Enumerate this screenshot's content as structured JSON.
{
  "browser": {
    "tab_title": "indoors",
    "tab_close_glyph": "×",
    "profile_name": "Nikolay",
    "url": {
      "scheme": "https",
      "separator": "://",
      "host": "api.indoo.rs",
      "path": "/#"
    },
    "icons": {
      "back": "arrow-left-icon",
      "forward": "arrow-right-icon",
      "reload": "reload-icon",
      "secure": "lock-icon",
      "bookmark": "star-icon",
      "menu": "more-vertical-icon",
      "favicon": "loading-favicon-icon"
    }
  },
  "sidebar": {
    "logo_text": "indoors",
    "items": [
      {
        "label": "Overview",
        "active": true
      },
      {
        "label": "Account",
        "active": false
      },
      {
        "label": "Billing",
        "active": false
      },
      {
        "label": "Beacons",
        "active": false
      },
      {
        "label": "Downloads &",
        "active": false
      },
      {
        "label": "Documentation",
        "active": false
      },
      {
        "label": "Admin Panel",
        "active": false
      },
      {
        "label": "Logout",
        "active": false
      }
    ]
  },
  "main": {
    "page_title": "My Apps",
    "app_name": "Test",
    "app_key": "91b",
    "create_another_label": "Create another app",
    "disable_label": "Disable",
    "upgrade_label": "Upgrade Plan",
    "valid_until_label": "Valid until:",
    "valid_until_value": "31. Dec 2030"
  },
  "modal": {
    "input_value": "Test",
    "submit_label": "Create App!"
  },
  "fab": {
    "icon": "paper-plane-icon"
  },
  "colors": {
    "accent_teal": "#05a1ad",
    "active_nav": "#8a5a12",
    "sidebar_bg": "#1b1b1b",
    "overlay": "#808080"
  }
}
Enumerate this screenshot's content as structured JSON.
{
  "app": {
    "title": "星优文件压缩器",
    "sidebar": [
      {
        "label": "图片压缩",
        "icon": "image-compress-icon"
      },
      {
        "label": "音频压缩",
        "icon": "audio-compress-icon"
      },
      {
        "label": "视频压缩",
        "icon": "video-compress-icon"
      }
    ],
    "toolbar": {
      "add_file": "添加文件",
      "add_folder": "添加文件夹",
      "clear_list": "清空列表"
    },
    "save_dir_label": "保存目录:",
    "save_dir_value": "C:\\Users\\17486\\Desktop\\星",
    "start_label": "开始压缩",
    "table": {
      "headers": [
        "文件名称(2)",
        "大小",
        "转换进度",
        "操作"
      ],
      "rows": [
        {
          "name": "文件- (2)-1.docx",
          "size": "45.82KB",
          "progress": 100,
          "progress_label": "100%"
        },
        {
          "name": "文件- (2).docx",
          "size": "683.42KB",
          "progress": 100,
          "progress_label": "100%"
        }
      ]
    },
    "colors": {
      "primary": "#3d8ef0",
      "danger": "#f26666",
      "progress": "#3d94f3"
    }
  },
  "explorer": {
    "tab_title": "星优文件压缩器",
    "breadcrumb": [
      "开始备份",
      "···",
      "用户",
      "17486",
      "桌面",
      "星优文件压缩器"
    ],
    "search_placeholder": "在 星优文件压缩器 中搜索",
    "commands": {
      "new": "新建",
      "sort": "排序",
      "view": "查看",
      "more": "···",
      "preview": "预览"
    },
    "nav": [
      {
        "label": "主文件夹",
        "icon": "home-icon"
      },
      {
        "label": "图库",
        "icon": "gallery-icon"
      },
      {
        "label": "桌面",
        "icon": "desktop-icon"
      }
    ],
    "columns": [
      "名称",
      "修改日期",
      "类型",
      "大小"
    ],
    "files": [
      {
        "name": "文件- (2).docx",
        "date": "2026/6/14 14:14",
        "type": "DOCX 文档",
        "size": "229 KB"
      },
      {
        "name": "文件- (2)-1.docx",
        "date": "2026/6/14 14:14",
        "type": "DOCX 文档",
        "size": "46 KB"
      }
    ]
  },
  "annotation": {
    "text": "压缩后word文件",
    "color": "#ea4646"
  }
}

+++

--- JOB ---
Set down the entries above again, word for word.

--- COMPLETE RESPONSE ---
Enumerate this screenshot's content as structured JSON.
{
  "browser": {
    "tab_title": "indoors",
    "tab_close_glyph": "×",
    "profile_name": "Nikolay",
    "url": {
      "scheme": "https",
      "separator": "://",
      "host": "api.indoo.rs",
      "path": "/#"
    },
    "icons": {
      "back": "arrow-left-icon",
      "forward": "arrow-right-icon",
      "reload": "reload-icon",
      "secure": "lock-icon",
      "bookmark": "star-icon",
      "menu": "more-vertical-icon",
      "favicon": "loading-favicon-icon"
    }
  },
  "sidebar": {
    "logo_text": "indoors",
    "items": [
      {
        "label": "Overview",
        "active": true
      },
      {
        "label": "Account",
        "active": false
      },
      {
        "label": "Billing",
        "active": false
      },
      {
        "label": "Beacons",
        "active": false
      },
      {
        "label": "Downloads &",
        "active": false
      },
      {
        "label": "Documentation",
        "active": false
      },
      {
        "label": "Admin Panel",
        "active": false
      },
      {
        "label": "Logout",
        "active": false
      }
    ]
  },
  "main": {
    "page_title": "My Apps",
    "app_name": "Test",
    "app_key": "91b",
    "create_another_label": "Create another app",
    "disable_label": "Disable",
    "upgrade_label": "Upgrade Plan",
    "valid_until_label": "Valid until:",
    "valid_until_value": "31. Dec 2030"
  },
  "modal": {
    "input_value": "Test",
    "submit_label": "Create App!"
  },
  "fab": {
    "icon": "paper-plane-icon"
  },
  "colors": {
    "accent_teal": "#05a1ad",
    "active_nav": "#8a5a12",
    "sidebar_bg": "#1b1b1b",
    "overlay": "#808080"
  }
}
Enumerate this screenshot's content as structured JSON.
{
  "app": {
    "title": "星优文件压缩器",
    "sidebar": [
      {
        "label": "图片压缩",
        "icon": "image-compress-icon"
      },
      {
        "label": "音频压缩",
        "icon": "audio-compress-icon"
      },
      {
        "label": "视频压缩",
        "icon": "video-compress-icon"
      }
    ],
    "toolbar": {
      "add_file": "添加文件",
      "add_folder": "添加文件夹",
      "clear_list": "清空列表"
    },
    "save_dir_label": "保存目录:",
    "save_dir_value": "C:\\Users\\17486\\Desktop\\星",
    "start_label": "开始压缩",
    "table": {
      "headers": [
        "文件名称(2)",
        "大小",
        "转换进度",
        "操作"
      ],
      "rows": [
        {
          "name": "文件- (2)-1.docx",
          "size": "45.82KB",
          "progress": 100,
          "progress_label": "100%"
        },
        {
          "name": "文件- (2).docx",
          "size": "683.42KB",
          "progress": 100,
          "progress_label": "100%"
        }
      ]
    },
    "colors": {
      "primary": "#3d8ef0",
      "danger": "#f26666",
      "progress": "#3d94f3"
    }
  },
  "explorer": {
    "tab_title": "星优文件压缩器",
    "breadcrumb": [
      "开始备份",
      "···",
      "用户",
      "17486",
      "桌面",
      "星优文件压缩器"
    ],
    "search_placeholder": "在 星优文件压缩器 中搜索",
    "commands": {
      "new": "新建",
      "sort": "排序",
      "view": "查看",
      "more": "···",
      "preview": "预览"
    },
    "nav": [
      {
        "label": "主文件夹",
        "icon": "home-icon"
      },
      {
        "label": "图库",
        "icon": "gallery-icon"
      },
      {
        "label": "桌面",
        "icon": "desktop-icon"
      }
    ],
    "columns": [
      "名称",
      "修改日期",
      "类型",
      "大小"
    ],
    "files": [
      {
        "name": "文件- (2).docx",
        "date": "2026/6/14 14:14",
        "type": "DOCX 文档",
        "size": "229 KB"
      },
      {
        "name": "文件- (2)-1.docx",
        "date": "2026/6/14 14:14",
        "type": "DOCX 文档",
        "size": "46 KB"
      }
    ]
  },
  "annotation": {
    "text": "压缩后word文件",
    "color": "#ea4646"
  }
}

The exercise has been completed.